▸ Task instructions: Read the records below and copy each line that contains "name".

▸ Given information:
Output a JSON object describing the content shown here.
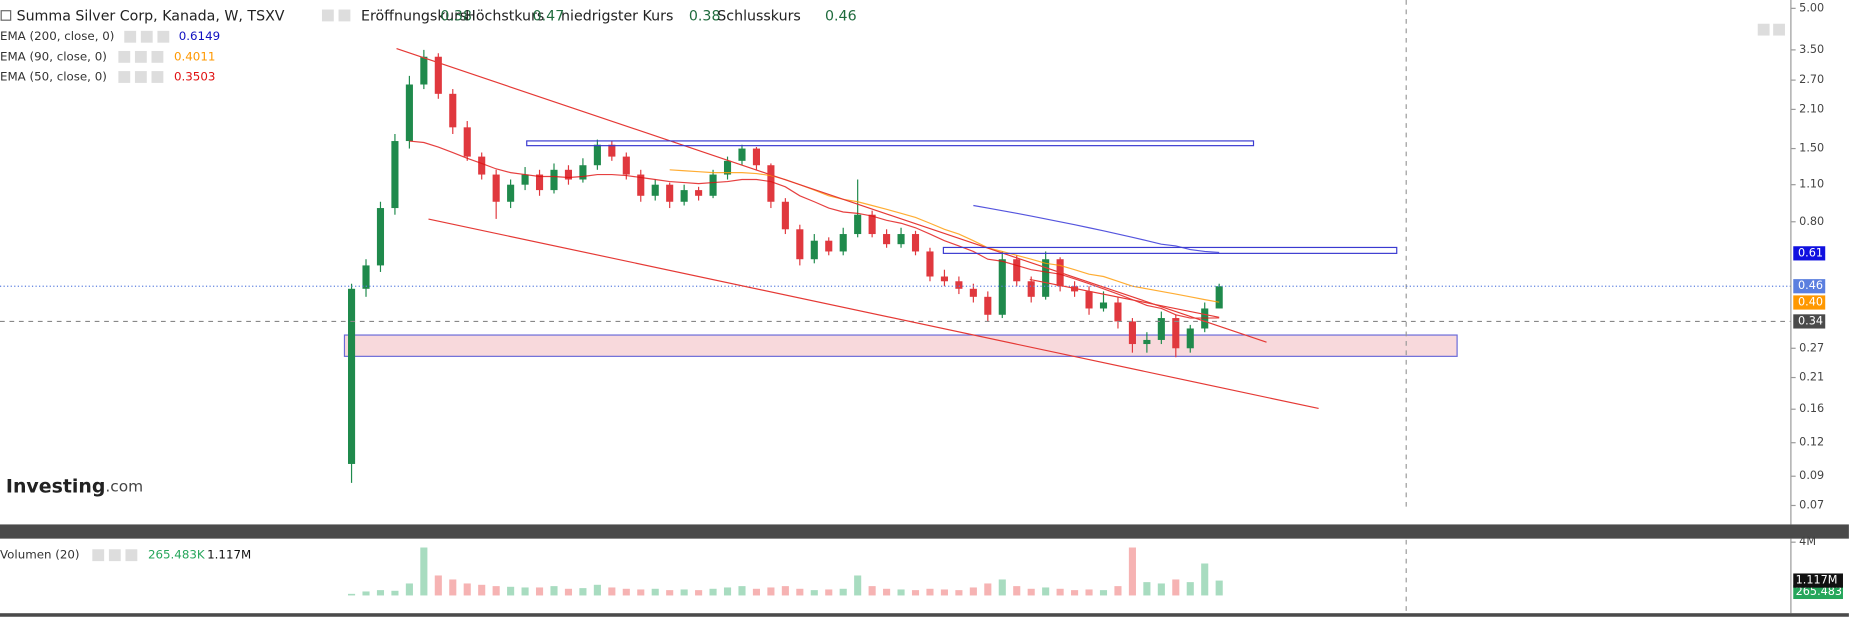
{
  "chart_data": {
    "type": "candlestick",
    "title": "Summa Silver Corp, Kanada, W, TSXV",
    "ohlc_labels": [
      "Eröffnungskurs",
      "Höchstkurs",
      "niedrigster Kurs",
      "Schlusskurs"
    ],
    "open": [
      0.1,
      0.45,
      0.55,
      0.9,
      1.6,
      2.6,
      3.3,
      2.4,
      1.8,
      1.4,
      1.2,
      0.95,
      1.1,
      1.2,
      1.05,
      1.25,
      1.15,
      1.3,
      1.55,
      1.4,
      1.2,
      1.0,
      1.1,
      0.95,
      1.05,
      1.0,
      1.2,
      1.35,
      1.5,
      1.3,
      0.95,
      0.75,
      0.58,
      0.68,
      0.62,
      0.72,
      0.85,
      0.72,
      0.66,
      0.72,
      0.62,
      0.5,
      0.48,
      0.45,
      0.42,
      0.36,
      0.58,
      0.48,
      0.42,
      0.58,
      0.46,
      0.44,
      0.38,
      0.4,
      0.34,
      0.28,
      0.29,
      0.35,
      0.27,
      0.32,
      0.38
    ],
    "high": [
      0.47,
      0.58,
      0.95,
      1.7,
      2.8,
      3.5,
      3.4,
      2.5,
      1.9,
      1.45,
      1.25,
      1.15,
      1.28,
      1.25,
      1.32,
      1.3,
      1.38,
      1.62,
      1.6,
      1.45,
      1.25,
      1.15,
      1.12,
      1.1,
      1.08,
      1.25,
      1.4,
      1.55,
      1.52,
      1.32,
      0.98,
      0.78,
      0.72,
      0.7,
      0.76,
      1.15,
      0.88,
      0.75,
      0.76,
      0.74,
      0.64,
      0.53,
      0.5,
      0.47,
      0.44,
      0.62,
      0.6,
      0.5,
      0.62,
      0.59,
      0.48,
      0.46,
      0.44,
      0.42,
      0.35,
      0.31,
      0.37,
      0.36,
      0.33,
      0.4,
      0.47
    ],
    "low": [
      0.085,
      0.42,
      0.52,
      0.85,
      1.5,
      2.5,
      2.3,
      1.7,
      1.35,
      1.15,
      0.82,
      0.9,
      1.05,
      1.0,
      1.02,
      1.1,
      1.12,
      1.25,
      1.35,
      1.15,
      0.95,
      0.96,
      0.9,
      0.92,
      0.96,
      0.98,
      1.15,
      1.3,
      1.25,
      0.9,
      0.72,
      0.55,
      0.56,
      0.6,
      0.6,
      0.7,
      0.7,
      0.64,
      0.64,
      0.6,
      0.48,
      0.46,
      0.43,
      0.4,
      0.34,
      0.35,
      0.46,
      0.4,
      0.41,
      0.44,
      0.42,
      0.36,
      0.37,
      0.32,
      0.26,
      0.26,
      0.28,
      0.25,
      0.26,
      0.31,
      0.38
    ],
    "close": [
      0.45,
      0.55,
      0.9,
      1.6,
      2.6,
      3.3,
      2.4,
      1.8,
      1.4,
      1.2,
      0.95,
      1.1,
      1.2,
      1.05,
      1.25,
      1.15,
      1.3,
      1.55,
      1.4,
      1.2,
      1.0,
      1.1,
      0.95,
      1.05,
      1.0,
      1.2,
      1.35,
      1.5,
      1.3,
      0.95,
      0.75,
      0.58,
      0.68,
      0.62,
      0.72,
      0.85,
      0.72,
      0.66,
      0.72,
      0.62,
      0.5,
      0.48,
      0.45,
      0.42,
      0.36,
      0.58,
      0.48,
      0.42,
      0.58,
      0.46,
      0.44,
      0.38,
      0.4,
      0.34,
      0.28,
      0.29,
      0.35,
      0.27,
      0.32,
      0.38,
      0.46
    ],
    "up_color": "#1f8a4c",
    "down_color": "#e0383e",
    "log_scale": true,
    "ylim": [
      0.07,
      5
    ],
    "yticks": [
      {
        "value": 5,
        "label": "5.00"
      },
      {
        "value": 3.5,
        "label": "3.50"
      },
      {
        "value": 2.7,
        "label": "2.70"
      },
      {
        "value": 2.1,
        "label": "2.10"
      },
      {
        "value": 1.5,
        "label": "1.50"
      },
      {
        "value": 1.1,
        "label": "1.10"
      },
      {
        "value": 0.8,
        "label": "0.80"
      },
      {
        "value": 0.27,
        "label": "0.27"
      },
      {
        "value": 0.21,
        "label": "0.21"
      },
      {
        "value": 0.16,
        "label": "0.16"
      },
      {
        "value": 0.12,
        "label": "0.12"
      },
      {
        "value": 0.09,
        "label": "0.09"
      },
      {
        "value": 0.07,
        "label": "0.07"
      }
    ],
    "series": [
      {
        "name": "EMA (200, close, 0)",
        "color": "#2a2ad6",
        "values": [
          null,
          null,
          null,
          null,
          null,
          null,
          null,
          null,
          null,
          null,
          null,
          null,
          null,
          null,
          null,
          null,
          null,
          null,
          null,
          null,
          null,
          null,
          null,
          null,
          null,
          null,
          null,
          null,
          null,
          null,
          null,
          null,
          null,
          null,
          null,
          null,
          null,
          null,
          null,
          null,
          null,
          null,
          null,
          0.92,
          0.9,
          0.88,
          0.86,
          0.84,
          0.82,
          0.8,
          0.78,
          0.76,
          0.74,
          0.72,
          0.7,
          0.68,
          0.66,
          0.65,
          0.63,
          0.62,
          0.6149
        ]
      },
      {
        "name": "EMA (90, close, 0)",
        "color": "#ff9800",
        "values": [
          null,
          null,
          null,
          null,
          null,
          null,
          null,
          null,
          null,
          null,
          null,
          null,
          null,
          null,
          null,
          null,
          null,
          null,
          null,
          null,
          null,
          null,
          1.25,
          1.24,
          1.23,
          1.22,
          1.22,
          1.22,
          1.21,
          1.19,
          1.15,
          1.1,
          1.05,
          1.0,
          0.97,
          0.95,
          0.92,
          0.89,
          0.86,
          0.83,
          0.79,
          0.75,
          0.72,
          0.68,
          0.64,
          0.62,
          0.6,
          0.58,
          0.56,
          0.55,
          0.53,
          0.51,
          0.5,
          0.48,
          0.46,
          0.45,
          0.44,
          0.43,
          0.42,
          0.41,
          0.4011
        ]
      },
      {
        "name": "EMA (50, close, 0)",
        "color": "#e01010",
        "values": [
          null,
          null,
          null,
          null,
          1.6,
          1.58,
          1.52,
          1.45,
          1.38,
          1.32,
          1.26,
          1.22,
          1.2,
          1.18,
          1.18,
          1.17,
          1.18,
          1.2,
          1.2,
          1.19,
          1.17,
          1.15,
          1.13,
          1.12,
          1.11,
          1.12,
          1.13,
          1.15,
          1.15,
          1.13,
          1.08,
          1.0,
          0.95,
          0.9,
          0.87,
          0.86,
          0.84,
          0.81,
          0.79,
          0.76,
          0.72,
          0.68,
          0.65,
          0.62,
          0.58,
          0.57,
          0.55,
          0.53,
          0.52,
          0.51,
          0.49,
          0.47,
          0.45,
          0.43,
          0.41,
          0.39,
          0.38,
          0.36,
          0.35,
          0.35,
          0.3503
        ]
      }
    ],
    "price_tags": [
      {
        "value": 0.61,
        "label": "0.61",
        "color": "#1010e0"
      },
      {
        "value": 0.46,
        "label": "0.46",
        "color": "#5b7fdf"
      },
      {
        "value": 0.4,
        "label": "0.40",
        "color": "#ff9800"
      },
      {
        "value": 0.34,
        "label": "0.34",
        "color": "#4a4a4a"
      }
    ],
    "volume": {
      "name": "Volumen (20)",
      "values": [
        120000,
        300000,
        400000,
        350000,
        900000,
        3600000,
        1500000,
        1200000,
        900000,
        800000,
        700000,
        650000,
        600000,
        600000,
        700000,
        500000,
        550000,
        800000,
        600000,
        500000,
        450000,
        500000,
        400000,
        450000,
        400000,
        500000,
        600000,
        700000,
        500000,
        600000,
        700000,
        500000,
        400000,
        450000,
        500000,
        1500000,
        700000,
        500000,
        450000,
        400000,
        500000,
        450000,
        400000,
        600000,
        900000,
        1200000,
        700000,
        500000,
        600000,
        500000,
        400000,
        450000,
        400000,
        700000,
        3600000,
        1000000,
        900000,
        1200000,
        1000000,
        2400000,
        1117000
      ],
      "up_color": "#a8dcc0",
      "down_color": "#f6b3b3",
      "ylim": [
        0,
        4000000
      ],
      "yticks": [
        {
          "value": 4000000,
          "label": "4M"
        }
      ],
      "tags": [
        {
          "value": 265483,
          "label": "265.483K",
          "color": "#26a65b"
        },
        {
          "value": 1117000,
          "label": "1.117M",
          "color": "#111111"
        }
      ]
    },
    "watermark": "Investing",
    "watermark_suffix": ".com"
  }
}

▸ Task answer:
        "name": "EMA (200, close, 0)",
        "name": "EMA (90, close, 0)",
        "name": "EMA (50, close, 0)",
      "name": "Volumen (20)",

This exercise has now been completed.